## [PROBLEM DESCRIPTION]
What follows is a block of records; restate each one word for word.
━━ RAW DATA ━━
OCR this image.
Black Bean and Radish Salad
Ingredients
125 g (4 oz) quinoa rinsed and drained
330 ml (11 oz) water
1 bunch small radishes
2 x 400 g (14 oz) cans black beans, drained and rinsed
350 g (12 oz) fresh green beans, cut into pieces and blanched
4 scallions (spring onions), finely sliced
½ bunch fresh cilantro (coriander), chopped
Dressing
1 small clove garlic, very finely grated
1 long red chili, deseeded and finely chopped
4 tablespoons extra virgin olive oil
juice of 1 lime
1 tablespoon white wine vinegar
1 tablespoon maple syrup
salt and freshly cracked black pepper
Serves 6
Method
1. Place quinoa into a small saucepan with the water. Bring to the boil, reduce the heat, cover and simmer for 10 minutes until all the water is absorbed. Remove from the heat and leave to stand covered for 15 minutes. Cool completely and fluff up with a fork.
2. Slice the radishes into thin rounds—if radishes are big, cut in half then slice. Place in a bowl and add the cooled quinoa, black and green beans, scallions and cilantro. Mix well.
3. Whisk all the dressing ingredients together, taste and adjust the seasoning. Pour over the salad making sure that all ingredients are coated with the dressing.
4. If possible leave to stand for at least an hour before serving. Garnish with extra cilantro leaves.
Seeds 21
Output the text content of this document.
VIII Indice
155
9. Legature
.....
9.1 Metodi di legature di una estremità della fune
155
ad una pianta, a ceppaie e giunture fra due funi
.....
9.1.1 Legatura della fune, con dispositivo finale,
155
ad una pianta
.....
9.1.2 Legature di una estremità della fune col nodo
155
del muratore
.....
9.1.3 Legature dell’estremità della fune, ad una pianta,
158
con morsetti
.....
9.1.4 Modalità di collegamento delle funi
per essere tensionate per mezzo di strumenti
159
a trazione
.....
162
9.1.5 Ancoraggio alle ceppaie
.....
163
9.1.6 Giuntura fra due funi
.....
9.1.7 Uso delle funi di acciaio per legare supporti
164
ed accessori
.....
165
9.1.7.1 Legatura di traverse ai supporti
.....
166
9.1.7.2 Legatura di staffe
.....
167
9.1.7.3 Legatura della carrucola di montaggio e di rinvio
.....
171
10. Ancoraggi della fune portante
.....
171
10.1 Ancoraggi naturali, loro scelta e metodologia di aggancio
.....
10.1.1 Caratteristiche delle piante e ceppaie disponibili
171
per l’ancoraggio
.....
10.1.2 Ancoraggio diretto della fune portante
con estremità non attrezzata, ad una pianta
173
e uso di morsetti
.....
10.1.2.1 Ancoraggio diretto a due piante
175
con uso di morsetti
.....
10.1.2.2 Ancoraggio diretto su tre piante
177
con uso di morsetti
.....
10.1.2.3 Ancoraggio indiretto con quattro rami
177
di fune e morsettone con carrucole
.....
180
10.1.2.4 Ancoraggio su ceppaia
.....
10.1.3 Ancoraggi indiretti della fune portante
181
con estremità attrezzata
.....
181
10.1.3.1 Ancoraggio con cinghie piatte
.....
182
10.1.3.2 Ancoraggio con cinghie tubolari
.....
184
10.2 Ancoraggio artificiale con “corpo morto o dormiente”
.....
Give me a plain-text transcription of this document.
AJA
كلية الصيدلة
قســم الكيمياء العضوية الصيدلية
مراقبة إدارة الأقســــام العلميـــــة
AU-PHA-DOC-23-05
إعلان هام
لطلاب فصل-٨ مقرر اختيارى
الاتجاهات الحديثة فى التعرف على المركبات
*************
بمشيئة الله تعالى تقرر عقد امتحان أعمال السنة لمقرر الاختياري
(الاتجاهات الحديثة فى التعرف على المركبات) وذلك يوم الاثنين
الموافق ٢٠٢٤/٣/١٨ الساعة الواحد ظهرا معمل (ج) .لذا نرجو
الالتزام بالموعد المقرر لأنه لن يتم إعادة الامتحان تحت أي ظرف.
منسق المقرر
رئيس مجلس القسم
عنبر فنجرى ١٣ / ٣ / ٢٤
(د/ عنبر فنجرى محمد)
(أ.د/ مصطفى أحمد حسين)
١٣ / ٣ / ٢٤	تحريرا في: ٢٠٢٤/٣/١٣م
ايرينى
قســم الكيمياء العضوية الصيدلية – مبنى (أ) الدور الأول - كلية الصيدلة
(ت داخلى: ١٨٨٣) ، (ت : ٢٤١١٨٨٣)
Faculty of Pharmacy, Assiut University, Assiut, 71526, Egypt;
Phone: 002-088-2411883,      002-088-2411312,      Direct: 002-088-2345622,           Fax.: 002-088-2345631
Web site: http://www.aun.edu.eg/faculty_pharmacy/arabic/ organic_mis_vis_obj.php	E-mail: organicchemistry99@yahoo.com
━━━
## [COMPLETED EXERCISE]
OCR this image.
Black Bean and Radish Salad
Ingredients
125 g (4 oz) quinoa rinsed and drained
330 ml (11 oz) water
1 bunch small radishes
2 x 400 g (14 oz) cans black beans, drained and rinsed
350 g (12 oz) fresh green beans, cut into pieces and blanched
4 scallions (spring onions), finely sliced
½ bunch fresh cilantro (coriander), chopped
Dressing
1 small clove garlic, very finely grated
1 long red chili, deseeded and finely chopped
4 tablespoons extra virgin olive oil
juice of 1 lime
1 tablespoon white wine vinegar
1 tablespoon maple syrup
salt and freshly cracked black pepper
Serves 6
Method
1. Place quinoa into a small saucepan with the water. Bring to the boil, reduce the heat, cover and simmer for 10 minutes until all the water is absorbed. Remove from the heat and leave to stand covered for 15 minutes. Cool completely and fluff up with a fork.
2. Slice the radishes into thin rounds—if radishes are big, cut in half then slice. Place in a bowl and add the cooled quinoa, black and green beans, scallions and cilantro. Mix well.
3. Whisk all the dressing ingredients together, taste and adjust the seasoning. Pour over the salad making sure that all ingredients are coated with the dressing.
4. If possible leave to stand for at least an hour before serving. Garnish with extra cilantro leaves.
Seeds 21
Output the text content of this document.
VIII Indice
155
9. Legature
.....
9.1 Metodi di legature di una estremità della fune
155
ad una pianta, a ceppaie e giunture fra due funi
.....
9.1.1 Legatura della fune, con dispositivo finale,
155
ad una pianta
.....
9.1.2 Legature di una estremità della fune col nodo
155
del muratore
.....
9.1.3 Legature dell’estremità della fune, ad una pianta,
158
con morsetti
.....
9.1.4 Modalità di collegamento delle funi
per essere tensionate per mezzo di strumenti
159
a trazione
.....
162
9.1.5 Ancoraggio alle ceppaie
.....
163
9.1.6 Giuntura fra due funi
.....
9.1.7 Uso delle funi di acciaio per legare supporti
164
ed accessori
.....
165
9.1.7.1 Legatura di traverse ai supporti
.....
166
9.1.7.2 Legatura di staffe
.....
167
9.1.7.3 Legatura della carrucola di montaggio e di rinvio
.....
171
10. Ancoraggi della fune portante
.....
171
10.1 Ancoraggi naturali, loro scelta e metodologia di aggancio
.....
10.1.1 Caratteristiche delle piante e ceppaie disponibili
171
per l’ancoraggio
.....
10.1.2 Ancoraggio diretto della fune portante
con estremità non attrezzata, ad una pianta
173
e uso di morsetti
.....
10.1.2.1 Ancoraggio diretto a due piante
175
con uso di morsetti
.....
10.1.2.2 Ancoraggio diretto su tre piante
177
con uso di morsetti
.....
10.1.2.3 Ancoraggio indiretto con quattro rami
177
di fune e morsettone con carrucole
.....
180
10.1.2.4 Ancoraggio su ceppaia
.....
10.1.3 Ancoraggi indiretti della fune portante
181
con estremità attrezzata
.....
181
10.1.3.1 Ancoraggio con cinghie piatte
.....
182
10.1.3.2 Ancoraggio con cinghie tubolari
.....
184
10.2 Ancoraggio artificiale con “corpo morto o dormiente”
.....
Give me a plain-text transcription of this document.
AJA
كلية الصيدلة
قســم الكيمياء العضوية الصيدلية
مراقبة إدارة الأقســــام العلميـــــة
AU-PHA-DOC-23-05
إعلان هام
لطلاب فصل-٨ مقرر اختيارى
الاتجاهات الحديثة فى التعرف على المركبات
*************
بمشيئة الله تعالى تقرر عقد امتحان أعمال السنة لمقرر الاختياري
(الاتجاهات الحديثة فى التعرف على المركبات) وذلك يوم الاثنين
الموافق ٢٠٢٤/٣/١٨ الساعة الواحد ظهرا معمل (ج) .لذا نرجو
الالتزام بالموعد المقرر لأنه لن يتم إعادة الامتحان تحت أي ظرف.
منسق المقرر
رئيس مجلس القسم
عنبر فنجرى ١٣ / ٣ / ٢٤
(د/ عنبر فنجرى محمد)
(أ.د/ مصطفى أحمد حسين)
١٣ / ٣ / ٢٤	تحريرا في: ٢٠٢٤/٣/١٣م
ايرينى
قســم الكيمياء العضوية الصيدلية – مبنى (أ) الدور الأول - كلية الصيدلة
(ت داخلى: ١٨٨٣) ، (ت : ٢٤١١٨٨٣)
Faculty of Pharmacy, Assiut University, Assiut, 71526, Egypt;
Phone: 002-088-2411883,      002-088-2411312,      Direct: 002-088-2345622,           Fax.: 002-088-2345631
Web site: http://www.aun.edu.eg/faculty_pharmacy/arabic/ organic_mis_vis_obj.php	E-mail: organicchemistry99@yahoo.com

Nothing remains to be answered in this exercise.